▸ **The problem**
The records that follow must be reproduced in full, exactly as written.

▸ **Given information**
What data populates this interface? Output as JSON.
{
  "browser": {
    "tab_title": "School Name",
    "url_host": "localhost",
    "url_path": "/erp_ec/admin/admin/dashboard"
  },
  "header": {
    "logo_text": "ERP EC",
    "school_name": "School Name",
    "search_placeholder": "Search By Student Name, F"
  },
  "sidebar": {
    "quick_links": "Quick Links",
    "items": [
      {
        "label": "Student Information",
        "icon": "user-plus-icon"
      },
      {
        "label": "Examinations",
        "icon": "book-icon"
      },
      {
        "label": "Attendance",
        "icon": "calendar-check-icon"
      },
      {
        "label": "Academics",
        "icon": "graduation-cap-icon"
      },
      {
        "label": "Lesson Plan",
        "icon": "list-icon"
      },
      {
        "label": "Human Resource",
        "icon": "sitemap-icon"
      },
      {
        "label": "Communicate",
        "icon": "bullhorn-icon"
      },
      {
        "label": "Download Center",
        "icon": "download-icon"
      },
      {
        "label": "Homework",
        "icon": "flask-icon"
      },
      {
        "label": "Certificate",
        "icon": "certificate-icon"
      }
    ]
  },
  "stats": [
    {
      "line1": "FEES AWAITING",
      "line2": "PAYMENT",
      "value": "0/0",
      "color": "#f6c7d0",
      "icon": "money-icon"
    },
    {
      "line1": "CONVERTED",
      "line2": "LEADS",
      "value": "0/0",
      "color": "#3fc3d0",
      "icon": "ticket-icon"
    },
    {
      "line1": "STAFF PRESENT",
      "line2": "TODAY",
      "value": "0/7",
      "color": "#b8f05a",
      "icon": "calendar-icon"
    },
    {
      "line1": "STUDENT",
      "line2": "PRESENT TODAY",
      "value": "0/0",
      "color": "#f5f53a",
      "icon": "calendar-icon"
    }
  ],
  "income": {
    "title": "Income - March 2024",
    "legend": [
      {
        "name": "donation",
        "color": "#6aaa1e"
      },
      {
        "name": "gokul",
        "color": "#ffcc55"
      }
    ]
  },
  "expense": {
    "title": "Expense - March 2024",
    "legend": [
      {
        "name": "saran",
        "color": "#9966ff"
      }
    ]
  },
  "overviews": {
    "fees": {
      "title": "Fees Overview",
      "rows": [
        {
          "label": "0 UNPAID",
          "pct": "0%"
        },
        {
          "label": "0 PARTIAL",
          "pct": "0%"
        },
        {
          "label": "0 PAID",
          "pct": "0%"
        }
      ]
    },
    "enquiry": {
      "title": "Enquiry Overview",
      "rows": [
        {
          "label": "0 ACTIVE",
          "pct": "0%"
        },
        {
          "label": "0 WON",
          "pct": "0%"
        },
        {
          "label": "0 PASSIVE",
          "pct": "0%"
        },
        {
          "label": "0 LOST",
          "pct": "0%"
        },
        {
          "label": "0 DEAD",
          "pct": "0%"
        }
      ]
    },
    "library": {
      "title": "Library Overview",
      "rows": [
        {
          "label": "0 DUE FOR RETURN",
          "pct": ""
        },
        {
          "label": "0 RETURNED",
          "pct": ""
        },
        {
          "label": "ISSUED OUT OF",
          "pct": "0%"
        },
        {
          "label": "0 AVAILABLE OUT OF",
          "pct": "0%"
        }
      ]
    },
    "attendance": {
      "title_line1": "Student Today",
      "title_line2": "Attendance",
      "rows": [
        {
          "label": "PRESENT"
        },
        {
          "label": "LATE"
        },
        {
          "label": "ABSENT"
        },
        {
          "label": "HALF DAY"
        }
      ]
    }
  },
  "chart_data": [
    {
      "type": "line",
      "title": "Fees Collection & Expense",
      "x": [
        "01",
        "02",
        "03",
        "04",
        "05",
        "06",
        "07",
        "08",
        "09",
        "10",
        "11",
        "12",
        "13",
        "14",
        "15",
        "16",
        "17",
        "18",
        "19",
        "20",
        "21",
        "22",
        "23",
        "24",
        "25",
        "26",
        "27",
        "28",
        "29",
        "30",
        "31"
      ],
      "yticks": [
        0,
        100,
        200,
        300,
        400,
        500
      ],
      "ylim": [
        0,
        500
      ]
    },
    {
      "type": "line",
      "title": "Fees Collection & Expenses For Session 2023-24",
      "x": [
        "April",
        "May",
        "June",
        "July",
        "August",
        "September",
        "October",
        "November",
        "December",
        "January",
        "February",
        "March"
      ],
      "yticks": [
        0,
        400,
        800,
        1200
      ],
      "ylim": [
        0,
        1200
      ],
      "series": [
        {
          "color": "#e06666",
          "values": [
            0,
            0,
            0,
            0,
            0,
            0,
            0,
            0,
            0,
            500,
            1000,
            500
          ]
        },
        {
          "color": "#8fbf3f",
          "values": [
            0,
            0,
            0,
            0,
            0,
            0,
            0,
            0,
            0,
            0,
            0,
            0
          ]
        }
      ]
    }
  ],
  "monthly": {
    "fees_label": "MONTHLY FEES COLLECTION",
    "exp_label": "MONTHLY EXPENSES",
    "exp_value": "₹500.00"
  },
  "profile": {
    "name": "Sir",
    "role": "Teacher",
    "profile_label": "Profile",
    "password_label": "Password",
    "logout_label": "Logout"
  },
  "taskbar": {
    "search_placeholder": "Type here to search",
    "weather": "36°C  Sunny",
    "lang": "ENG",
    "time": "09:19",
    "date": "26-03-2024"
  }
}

▸ **Finished task**
What data populates this interface? Output as JSON.
{
  "browser": {
    "tab_title": "School Name",
    "url_host": "localhost",
    "url_path": "/erp_ec/admin/admin/dashboard"
  },
  "header": {
    "logo_text": "ERP EC",
    "school_name": "School Name",
    "search_placeholder": "Search By Student Name, F"
  },
  "sidebar": {
    "quick_links": "Quick Links",
    "items": [
      {
        "label": "Student Information",
        "icon": "user-plus-icon"
      },
      {
        "label": "Examinations",
        "icon": "book-icon"
      },
      {
        "label": "Attendance",
        "icon": "calendar-check-icon"
      },
      {
        "label": "Academics",
        "icon": "graduation-cap-icon"
      },
      {
        "label": "Lesson Plan",
        "icon": "list-icon"
      },
      {
        "label": "Human Resource",
        "icon": "sitemap-icon"
      },
      {
        "label": "Communicate",
        "icon": "bullhorn-icon"
      },
      {
        "label": "Download Center",
        "icon": "download-icon"
      },
      {
        "label": "Homework",
        "icon": "flask-icon"
      },
      {
        "label": "Certificate",
        "icon": "certificate-icon"
      }
    ]
  },
  "stats": [
    {
      "line1": "FEES AWAITING",
      "line2": "PAYMENT",
      "value": "0/0",
      "color": "#f6c7d0",
      "icon": "money-icon"
    },
    {
      "line1": "CONVERTED",
      "line2": "LEADS",
      "value": "0/0",
      "color": "#3fc3d0",
      "icon": "ticket-icon"
    },
    {
      "line1": "STAFF PRESENT",
      "line2": "TODAY",
      "value": "0/7",
      "color": "#b8f05a",
      "icon": "calendar-icon"
    },
    {
      "line1": "STUDENT",
      "line2": "PRESENT TODAY",
      "value": "0/0",
      "color": "#f5f53a",
      "icon": "calendar-icon"
    }
  ],
  "income": {
    "title": "Income - March 2024",
    "legend": [
      {
        "name": "donation",
        "color": "#6aaa1e"
      },
      {
        "name": "gokul",
        "color": "#ffcc55"
      }
    ]
  },
  "expense": {
    "title": "Expense - March 2024",
    "legend": [
      {
        "name": "saran",
        "color": "#9966ff"
      }
    ]
  },
  "overviews": {
    "fees": {
      "title": "Fees Overview",
      "rows": [
        {
          "label": "0 UNPAID",
          "pct": "0%"
        },
        {
          "label": "0 PARTIAL",
          "pct": "0%"
        },
        {
          "label": "0 PAID",
          "pct": "0%"
        }
      ]
    },
    "enquiry": {
      "title": "Enquiry Overview",
      "rows": [
        {
          "label": "0 ACTIVE",
          "pct": "0%"
        },
        {
          "label": "0 WON",
          "pct": "0%"
        },
        {
          "label": "0 PASSIVE",
          "pct": "0%"
        },
        {
          "label": "0 LOST",
          "pct": "0%"
        },
        {
          "label": "0 DEAD",
          "pct": "0%"
        }
      ]
    },
    "library": {
      "title": "Library Overview",
      "rows": [
        {
          "label": "0 DUE FOR RETURN",
          "pct": ""
        },
        {
          "label": "0 RETURNED",
          "pct": ""
        },
        {
          "label": "ISSUED OUT OF",
          "pct": "0%"
        },
        {
          "label": "0 AVAILABLE OUT OF",
          "pct": "0%"
        }
      ]
    },
    "attendance": {
      "title_line1": "Student Today",
      "title_line2": "Attendance",
      "rows": [
        {
          "label": "PRESENT"
        },
        {
          "label": "LATE"
        },
        {
          "label": "ABSENT"
        },
        {
          "label": "HALF DAY"
        }
      ]
    }
  },
  "chart_data": [
    {
      "type": "line",
      "title": "Fees Collection & Expense",
      "x": [
        "01",
        "02",
        "03",
        "04",
        "05",
        "06",
        "07",
        "08",
        "09",
        "10",
        "11",
        "12",
        "13",
        "14",
        "15",
        "16",
        "17",
        "18",
        "19",
        "20",
        "21",
        "22",
        "23",
        "24",
        "25",
        "26",
        "27",
        "28",
        "29",
        "30",
        "31"
      ],
      "yticks": [
        0,
        100,
        200,
        300,
        400,
        500
      ],
      "ylim": [
        0,
        500
      ]
    },
    {
      "type": "line",
      "title": "Fees Collection & Expenses For Session 2023-24",
      "x": [
        "April",
        "May",
        "June",
        "July",
        "August",
        "September",
        "October",
        "November",
        "December",
        "January",
        "February",
        "March"
      ],
      "yticks": [
        0,
        400,
        800,
        1200
      ],
      "ylim": [
        0,
        1200
      ],
      "series": [
        {
          "color": "#e06666",
          "values": [
            0,
            0,
            0,
            0,
            0,
            0,
            0,
            0,
            0,
            500,
            1000,
            500
          ]
        },
        {
          "color": "#8fbf3f",
          "values": [
            0,
            0,
            0,
            0,
            0,
            0,
            0,
            0,
            0,
            0,
            0,
            0
          ]
        }
      ]
    }
  ],
  "monthly": {
    "fees_label": "MONTHLY FEES COLLECTION",
    "exp_label": "MONTHLY EXPENSES",
    "exp_value": "₹500.00"
  },
  "profile": {
    "name": "Sir",
    "role": "Teacher",
    "profile_label": "Profile",
    "password_label": "Password",
    "logout_label": "Logout"
  },
  "taskbar": {
    "search_placeholder": "Type here to search",
    "weather": "36°C  Sunny",
    "lang": "ENG",
    "time": "09:19",
    "date": "26-03-2024"
  }
}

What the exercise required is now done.